[Entries from a dataset]
============================================================

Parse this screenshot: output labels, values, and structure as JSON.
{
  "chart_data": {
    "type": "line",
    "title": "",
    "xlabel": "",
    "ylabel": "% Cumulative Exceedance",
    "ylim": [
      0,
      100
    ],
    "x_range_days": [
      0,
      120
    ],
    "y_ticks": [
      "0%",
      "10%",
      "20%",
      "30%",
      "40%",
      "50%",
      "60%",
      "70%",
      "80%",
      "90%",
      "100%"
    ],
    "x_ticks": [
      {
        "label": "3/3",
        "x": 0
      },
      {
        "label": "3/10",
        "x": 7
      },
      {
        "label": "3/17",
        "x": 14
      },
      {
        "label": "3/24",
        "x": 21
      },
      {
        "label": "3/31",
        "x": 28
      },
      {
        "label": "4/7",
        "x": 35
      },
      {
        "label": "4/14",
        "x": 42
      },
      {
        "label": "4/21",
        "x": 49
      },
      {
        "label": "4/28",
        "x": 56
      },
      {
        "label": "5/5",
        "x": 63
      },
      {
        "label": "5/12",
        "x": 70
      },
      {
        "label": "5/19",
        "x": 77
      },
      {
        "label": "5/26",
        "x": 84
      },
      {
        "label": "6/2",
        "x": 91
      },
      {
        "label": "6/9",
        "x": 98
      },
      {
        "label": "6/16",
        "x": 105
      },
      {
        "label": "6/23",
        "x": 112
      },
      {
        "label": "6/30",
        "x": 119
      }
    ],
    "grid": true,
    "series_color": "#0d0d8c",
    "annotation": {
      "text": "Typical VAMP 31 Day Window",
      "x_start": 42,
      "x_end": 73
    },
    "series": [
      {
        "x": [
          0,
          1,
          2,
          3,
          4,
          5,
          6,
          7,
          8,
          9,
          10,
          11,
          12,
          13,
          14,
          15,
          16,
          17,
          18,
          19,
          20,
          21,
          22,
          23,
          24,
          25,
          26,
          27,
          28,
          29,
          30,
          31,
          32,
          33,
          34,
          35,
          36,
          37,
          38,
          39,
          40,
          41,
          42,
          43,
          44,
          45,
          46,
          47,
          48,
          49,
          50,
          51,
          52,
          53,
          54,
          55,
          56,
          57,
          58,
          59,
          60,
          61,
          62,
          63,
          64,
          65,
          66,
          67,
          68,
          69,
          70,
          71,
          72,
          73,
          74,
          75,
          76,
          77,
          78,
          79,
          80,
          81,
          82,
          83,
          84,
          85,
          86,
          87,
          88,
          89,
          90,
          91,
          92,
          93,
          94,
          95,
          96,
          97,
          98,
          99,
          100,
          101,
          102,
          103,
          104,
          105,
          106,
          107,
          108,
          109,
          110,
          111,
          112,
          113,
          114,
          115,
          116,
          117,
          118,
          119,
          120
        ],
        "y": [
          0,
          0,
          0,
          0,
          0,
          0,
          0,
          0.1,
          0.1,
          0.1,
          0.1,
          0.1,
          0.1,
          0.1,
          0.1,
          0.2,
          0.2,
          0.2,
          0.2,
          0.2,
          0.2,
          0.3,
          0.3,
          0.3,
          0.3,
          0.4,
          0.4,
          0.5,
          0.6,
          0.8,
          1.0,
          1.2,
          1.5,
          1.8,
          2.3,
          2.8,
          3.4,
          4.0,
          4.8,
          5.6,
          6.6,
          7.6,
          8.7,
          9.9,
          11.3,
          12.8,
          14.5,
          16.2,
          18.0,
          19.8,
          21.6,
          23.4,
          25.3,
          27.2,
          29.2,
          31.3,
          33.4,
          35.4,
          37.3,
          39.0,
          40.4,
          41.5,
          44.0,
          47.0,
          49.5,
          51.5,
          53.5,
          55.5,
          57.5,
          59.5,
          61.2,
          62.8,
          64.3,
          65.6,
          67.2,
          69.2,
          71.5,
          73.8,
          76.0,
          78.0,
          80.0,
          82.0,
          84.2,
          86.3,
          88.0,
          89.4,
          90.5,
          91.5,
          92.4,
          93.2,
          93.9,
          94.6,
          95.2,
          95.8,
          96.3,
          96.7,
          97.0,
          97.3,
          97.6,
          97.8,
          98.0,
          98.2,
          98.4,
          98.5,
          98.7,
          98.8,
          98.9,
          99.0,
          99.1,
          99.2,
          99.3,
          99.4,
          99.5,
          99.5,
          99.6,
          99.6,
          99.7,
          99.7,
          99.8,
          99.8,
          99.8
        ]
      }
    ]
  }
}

============================================================

▶ **Short problem**
Word for word, write out all of the data above.

▶ **Solution**
Parse this screenshot: output labels, values, and structure as JSON.
{
  "chart_data": {
    "type": "line",
    "title": "",
    "xlabel": "",
    "ylabel": "% Cumulative Exceedance",
    "ylim": [
      0,
      100
    ],
    "x_range_days": [
      0,
      120
    ],
    "y_ticks": [
      "0%",
      "10%",
      "20%",
      "30%",
      "40%",
      "50%",
      "60%",
      "70%",
      "80%",
      "90%",
      "100%"
    ],
    "x_ticks": [
      {
        "label": "3/3",
        "x": 0
      },
      {
        "label": "3/10",
        "x": 7
      },
      {
        "label": "3/17",
        "x": 14
      },
      {
        "label": "3/24",
        "x": 21
      },
      {
        "label": "3/31",
        "x": 28
      },
      {
        "label": "4/7",
        "x": 35
      },
      {
        "label": "4/14",
        "x": 42
      },
      {
        "label": "4/21",
        "x": 49
      },
      {
        "label": "4/28",
        "x": 56
      },
      {
        "label": "5/5",
        "x": 63
      },
      {
        "label": "5/12",
        "x": 70
      },
      {
        "label": "5/19",
        "x": 77
      },
      {
        "label": "5/26",
        "x": 84
      },
      {
        "label": "6/2",
        "x": 91
      },
      {
        "label": "6/9",
        "x": 98
      },
      {
        "label": "6/16",
        "x": 105
      },
      {
        "label": "6/23",
        "x": 112
      },
      {
        "label": "6/30",
        "x": 119
      }
    ],
    "grid": true,
    "series_color": "#0d0d8c",
    "annotation": {
      "text": "Typical VAMP 31 Day Window",
      "x_start": 42,
      "x_end": 73
    },
    "series": [
      {
        "x": [
          0,
          1,
          2,
          3,
          4,
          5,
          6,
          7,
          8,
          9,
          10,
          11,
          12,
          13,
          14,
          15,
          16,
          17,
          18,
          19,
          20,
          21,
          22,
          23,
          24,
          25,
          26,
          27,
          28,
          29,
          30,
          31,
          32,
          33,
          34,
          35,
          36,
          37,
          38,
          39,
          40,
          41,
          42,
          43,
          44,
          45,
          46,
          47,
          48,
          49,
          50,
          51,
          52,
          53,
          54,
          55,
          56,
          57,
          58,
          59,
          60,
          61,
          62,
          63,
          64,
          65,
          66,
          67,
          68,
          69,
          70,
          71,
          72,
          73,
          74,
          75,
          76,
          77,
          78,
          79,
          80,
          81,
          82,
          83,
          84,
          85,
          86,
          87,
          88,
          89,
          90,
          91,
          92,
          93,
          94,
          95,
          96,
          97,
          98,
          99,
          100,
          101,
          102,
          103,
          104,
          105,
          106,
          107,
          108,
          109,
          110,
          111,
          112,
          113,
          114,
          115,
          116,
          117,
          118,
          119,
          120
        ],
        "y": [
          0,
          0,
          0,
          0,
          0,
          0,
          0,
          0.1,
          0.1,
          0.1,
          0.1,
          0.1,
          0.1,
          0.1,
          0.1,
          0.2,
          0.2,
          0.2,
          0.2,
          0.2,
          0.2,
          0.3,
          0.3,
          0.3,
          0.3,
          0.4,
          0.4,
          0.5,
          0.6,
          0.8,
          1.0,
          1.2,
          1.5,
          1.8,
          2.3,
          2.8,
          3.4,
          4.0,
          4.8,
          5.6,
          6.6,
          7.6,
          8.7,
          9.9,
          11.3,
          12.8,
          14.5,
          16.2,
          18.0,
          19.8,
          21.6,
          23.4,
          25.3,
          27.2,
          29.2,
          31.3,
          33.4,
          35.4,
          37.3,
          39.0,
          40.4,
          41.5,
          44.0,
          47.0,
          49.5,
          51.5,
          53.5,
          55.5,
          57.5,
          59.5,
          61.2,
          62.8,
          64.3,
          65.6,
          67.2,
          69.2,
          71.5,
          73.8,
          76.0,
          78.0,
          80.0,
          82.0,
          84.2,
          86.3,
          88.0,
          89.4,
          90.5,
          91.5,
          92.4,
          93.2,
          93.9,
          94.6,
          95.2,
          95.8,
          96.3,
          96.7,
          97.0,
          97.3,
          97.6,
          97.8,
          98.0,
          98.2,
          98.4,
          98.5,
          98.7,
          98.8,
          98.9,
          99.0,
          99.1,
          99.2,
          99.3,
          99.4,
          99.5,
          99.5,
          99.6,
          99.6,
          99.7,
          99.7,
          99.8,
          99.8,
          99.8
        ]
      }
    ]
  }
}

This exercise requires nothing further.